_Problem details:_
Copy each line of the material below that includes the string "δικαστήριο".

_Supplied entries:_

■ ■ ■

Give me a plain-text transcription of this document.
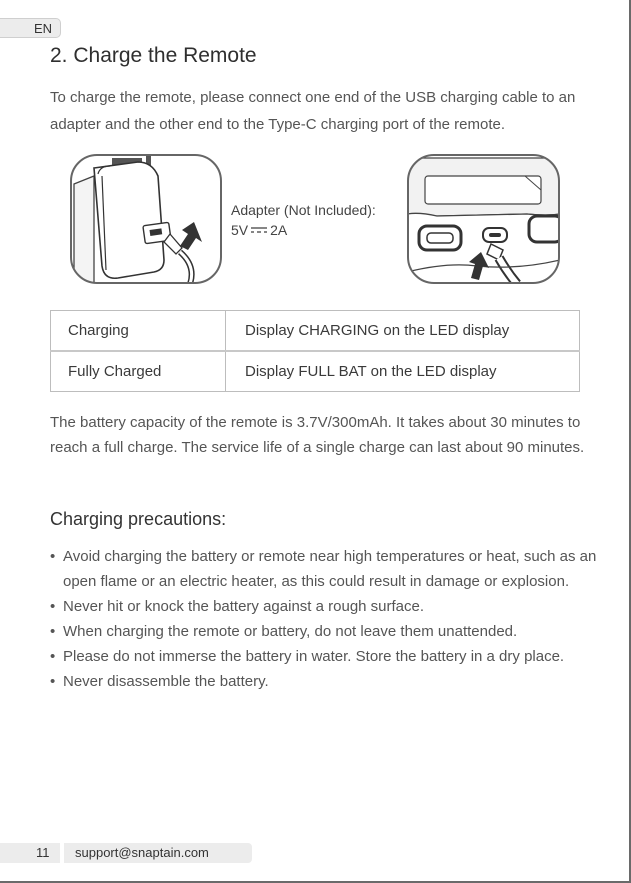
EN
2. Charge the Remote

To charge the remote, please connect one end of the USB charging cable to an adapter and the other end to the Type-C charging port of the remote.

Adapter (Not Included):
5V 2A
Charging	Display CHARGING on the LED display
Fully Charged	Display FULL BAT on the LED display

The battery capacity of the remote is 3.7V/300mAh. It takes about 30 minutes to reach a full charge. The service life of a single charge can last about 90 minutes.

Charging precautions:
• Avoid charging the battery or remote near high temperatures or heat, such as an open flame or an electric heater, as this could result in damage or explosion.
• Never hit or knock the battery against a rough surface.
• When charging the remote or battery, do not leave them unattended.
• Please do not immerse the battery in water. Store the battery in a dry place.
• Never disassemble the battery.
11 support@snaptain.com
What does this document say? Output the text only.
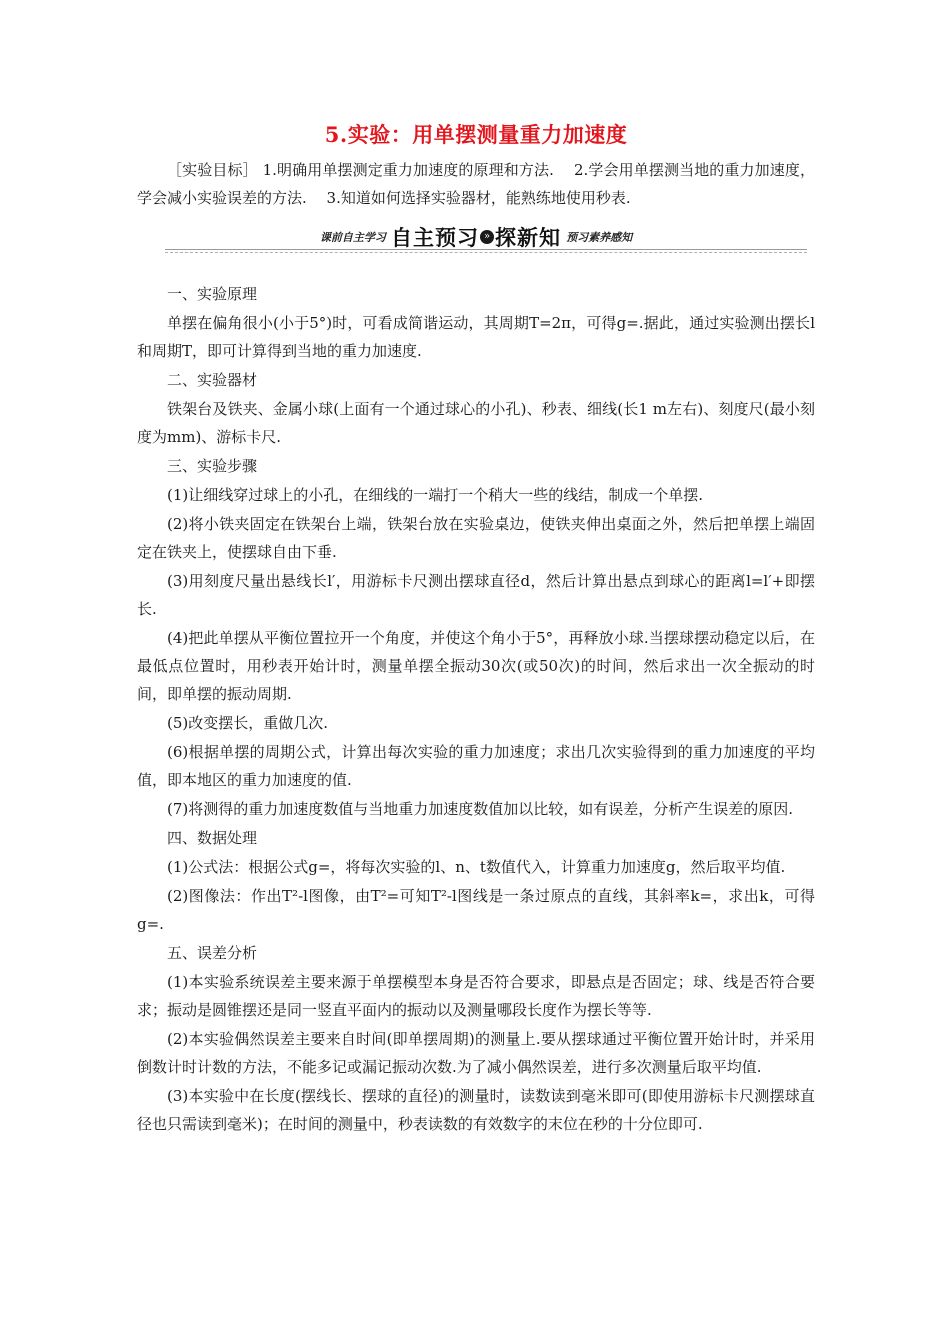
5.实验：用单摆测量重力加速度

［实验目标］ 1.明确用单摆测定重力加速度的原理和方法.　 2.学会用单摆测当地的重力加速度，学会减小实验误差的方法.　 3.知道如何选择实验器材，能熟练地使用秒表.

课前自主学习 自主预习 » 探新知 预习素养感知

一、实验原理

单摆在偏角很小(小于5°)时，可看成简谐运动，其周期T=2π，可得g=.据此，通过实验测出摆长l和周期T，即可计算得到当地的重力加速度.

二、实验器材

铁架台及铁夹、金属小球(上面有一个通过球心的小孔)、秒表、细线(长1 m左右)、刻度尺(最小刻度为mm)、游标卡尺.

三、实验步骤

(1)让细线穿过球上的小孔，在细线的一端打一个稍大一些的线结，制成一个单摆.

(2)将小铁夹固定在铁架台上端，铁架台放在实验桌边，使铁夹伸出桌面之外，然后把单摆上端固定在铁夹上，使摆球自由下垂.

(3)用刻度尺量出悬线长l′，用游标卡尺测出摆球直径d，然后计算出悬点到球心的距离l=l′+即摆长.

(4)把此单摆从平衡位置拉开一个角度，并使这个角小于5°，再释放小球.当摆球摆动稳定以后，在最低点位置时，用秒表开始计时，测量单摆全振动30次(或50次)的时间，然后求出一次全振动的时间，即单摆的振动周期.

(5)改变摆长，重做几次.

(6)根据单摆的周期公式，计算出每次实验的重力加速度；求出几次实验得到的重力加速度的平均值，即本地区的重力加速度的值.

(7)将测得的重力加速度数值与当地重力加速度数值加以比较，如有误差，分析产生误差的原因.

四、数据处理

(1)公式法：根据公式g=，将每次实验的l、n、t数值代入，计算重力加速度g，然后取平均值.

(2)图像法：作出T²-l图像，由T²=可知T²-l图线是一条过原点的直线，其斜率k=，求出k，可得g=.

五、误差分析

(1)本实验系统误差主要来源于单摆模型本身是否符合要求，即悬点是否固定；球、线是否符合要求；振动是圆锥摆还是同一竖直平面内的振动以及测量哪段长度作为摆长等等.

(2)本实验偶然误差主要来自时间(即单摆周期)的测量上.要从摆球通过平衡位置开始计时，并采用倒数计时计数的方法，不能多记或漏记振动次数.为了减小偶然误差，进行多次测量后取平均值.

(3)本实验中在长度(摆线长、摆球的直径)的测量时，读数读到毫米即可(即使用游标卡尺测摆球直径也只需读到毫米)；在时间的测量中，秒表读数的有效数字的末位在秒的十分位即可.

■ ■ ■

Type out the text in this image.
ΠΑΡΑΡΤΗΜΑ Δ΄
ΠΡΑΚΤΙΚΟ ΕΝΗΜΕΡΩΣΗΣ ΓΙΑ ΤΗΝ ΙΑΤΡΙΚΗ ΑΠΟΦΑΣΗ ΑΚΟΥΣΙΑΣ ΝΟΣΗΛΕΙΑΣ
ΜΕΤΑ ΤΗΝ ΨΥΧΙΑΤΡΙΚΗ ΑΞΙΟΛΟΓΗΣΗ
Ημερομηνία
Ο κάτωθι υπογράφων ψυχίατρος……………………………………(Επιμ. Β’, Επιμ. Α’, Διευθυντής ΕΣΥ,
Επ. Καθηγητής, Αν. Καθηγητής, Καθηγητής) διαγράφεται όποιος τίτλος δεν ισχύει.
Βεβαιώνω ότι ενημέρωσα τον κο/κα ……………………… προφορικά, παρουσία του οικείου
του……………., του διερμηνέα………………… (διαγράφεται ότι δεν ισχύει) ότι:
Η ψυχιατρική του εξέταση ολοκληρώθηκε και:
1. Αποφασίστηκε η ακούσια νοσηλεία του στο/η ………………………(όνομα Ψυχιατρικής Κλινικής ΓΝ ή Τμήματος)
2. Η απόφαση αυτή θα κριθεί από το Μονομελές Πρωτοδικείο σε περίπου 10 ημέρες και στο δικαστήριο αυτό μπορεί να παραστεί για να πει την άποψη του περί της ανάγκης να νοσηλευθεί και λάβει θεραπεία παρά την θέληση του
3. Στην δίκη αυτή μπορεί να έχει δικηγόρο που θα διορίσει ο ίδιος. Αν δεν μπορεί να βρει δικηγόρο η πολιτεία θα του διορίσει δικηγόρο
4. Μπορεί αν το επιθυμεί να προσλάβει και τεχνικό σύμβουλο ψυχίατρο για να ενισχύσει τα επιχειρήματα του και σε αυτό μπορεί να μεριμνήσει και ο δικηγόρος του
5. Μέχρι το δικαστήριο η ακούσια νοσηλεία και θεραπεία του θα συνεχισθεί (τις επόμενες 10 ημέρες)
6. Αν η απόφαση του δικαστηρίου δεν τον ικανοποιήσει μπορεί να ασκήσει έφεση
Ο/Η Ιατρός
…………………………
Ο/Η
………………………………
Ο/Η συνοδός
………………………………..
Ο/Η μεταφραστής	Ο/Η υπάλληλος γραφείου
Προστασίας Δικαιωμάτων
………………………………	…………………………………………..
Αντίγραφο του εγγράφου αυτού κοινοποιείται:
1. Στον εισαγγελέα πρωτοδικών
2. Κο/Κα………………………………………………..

■ ■ ■

_Answer to this task:_
2. Η απόφαση αυτή θα κριθεί από το Μονομελές Πρωτοδικείο σε περίπου 10 ημέρες και στο δικαστήριο αυτό μπορεί να παραστεί για να πει την άποψη του περί της ανάγκης να νοσηλευθεί και λάβει θεραπεία παρά την θέληση του
5. Μέχρι το δικαστήριο η ακούσια νοσηλεία και θεραπεία του θα συνεχισθεί (τις επόμενες 10 ημέρες)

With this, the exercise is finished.